Excerpt from a dataset
>>
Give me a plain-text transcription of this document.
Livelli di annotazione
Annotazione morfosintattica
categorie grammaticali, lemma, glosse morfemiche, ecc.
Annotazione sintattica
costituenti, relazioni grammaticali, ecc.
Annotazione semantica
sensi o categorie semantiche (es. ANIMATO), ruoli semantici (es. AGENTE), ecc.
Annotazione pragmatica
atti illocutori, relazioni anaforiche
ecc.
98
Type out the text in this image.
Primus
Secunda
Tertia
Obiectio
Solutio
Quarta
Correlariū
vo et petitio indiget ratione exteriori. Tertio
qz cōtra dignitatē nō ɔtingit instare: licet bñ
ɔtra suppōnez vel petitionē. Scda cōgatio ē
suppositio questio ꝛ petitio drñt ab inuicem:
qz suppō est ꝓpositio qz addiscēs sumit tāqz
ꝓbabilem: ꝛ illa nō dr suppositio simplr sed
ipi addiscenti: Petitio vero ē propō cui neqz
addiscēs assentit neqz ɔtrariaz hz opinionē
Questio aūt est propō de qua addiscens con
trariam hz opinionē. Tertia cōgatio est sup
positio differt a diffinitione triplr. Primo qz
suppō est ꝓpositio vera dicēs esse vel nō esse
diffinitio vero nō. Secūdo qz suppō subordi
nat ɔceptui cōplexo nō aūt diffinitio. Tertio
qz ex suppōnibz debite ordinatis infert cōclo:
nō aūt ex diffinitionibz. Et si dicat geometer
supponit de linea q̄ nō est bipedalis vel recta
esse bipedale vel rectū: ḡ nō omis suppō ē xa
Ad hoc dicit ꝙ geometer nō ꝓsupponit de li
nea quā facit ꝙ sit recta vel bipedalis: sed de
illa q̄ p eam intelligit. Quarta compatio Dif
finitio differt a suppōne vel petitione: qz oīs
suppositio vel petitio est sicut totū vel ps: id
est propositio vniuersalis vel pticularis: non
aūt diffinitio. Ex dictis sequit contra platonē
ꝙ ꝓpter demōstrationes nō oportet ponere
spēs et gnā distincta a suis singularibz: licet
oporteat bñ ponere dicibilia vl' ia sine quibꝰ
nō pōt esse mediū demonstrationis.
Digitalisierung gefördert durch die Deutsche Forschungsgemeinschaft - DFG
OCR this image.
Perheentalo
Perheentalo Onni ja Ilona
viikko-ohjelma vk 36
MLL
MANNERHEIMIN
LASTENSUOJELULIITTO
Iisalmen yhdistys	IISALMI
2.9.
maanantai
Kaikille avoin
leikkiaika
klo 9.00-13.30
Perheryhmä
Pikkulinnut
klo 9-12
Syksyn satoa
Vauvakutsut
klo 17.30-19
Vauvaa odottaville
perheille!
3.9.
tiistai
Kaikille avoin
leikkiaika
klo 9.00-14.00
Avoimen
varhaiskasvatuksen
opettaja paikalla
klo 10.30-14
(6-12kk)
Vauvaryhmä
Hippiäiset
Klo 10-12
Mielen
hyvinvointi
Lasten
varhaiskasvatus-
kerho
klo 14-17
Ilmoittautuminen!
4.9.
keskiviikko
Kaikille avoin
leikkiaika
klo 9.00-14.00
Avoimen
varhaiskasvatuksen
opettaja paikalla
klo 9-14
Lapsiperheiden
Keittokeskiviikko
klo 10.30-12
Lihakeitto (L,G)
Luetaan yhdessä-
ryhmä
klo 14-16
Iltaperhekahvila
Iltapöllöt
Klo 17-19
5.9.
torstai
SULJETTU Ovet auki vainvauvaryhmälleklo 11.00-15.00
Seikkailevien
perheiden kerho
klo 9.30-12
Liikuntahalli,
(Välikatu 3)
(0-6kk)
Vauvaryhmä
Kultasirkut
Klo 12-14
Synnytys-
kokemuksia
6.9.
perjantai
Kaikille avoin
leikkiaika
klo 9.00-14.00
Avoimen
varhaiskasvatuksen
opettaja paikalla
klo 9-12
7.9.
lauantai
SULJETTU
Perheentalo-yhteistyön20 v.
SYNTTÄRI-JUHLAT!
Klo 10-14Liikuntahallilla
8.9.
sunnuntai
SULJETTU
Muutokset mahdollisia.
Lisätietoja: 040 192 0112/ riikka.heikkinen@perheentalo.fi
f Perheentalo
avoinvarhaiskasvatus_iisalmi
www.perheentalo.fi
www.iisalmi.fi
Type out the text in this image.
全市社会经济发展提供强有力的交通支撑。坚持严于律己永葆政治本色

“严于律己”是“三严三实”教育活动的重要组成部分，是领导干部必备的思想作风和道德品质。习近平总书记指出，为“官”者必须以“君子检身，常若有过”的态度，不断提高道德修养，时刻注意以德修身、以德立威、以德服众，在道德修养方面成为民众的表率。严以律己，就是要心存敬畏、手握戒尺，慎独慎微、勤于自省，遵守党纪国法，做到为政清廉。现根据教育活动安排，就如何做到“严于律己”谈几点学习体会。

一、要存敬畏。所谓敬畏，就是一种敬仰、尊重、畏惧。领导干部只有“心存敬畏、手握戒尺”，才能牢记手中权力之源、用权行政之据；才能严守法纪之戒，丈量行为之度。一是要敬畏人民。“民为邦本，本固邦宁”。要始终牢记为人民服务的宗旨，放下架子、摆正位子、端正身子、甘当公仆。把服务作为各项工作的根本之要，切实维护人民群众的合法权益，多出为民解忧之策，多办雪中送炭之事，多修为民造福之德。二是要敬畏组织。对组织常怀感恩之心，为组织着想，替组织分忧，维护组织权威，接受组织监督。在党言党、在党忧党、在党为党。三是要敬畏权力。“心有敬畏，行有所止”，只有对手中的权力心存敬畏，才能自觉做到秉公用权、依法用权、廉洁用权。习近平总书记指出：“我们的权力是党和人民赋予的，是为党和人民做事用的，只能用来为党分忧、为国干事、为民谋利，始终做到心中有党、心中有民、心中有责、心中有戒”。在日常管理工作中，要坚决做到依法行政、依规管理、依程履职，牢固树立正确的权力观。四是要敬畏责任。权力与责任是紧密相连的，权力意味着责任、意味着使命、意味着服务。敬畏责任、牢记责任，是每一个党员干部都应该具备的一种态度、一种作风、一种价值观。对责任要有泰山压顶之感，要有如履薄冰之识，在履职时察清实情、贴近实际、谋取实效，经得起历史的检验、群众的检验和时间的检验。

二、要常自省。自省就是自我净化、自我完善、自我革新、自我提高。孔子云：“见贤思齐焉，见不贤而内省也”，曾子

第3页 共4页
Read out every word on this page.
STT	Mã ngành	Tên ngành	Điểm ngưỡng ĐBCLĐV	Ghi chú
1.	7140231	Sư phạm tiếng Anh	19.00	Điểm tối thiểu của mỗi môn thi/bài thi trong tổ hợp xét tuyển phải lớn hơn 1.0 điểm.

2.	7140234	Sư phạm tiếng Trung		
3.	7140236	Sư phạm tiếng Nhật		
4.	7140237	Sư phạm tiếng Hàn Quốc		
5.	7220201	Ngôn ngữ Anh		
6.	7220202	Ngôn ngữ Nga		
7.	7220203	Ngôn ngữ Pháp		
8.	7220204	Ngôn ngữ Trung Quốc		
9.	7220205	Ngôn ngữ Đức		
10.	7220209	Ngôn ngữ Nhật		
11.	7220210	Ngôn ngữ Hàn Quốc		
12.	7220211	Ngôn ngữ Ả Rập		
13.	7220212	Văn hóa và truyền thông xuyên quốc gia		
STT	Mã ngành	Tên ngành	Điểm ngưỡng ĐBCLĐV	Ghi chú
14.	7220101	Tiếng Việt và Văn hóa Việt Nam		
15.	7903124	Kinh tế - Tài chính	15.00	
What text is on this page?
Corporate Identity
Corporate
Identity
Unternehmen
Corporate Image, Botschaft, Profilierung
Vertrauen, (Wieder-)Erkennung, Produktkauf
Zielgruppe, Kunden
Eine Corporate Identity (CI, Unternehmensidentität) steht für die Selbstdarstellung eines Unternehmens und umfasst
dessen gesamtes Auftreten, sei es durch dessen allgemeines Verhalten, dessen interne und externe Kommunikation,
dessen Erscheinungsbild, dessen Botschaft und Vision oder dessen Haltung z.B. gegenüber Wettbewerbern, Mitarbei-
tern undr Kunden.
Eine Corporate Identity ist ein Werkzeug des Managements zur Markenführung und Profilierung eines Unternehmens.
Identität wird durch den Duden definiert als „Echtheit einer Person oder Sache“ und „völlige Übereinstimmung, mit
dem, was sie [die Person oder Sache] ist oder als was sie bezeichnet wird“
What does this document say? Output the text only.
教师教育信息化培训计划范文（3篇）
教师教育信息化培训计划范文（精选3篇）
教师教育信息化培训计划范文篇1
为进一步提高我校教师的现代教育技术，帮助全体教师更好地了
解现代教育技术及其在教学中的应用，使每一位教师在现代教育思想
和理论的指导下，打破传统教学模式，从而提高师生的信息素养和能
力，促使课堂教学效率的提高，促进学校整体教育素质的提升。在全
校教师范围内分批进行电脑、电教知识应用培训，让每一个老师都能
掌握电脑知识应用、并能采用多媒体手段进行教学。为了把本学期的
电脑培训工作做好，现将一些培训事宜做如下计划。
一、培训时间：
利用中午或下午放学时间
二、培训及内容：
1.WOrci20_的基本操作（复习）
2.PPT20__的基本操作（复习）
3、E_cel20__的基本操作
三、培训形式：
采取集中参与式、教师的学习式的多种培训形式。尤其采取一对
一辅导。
<<
## Given instruction:
Pull out all lines in the data above that include "Tertio".

## Correct result:
vo et petitio indiget ratione exteriori. Tertio
nat ɔceptui cōplexo nō aūt diffinitio. Tertio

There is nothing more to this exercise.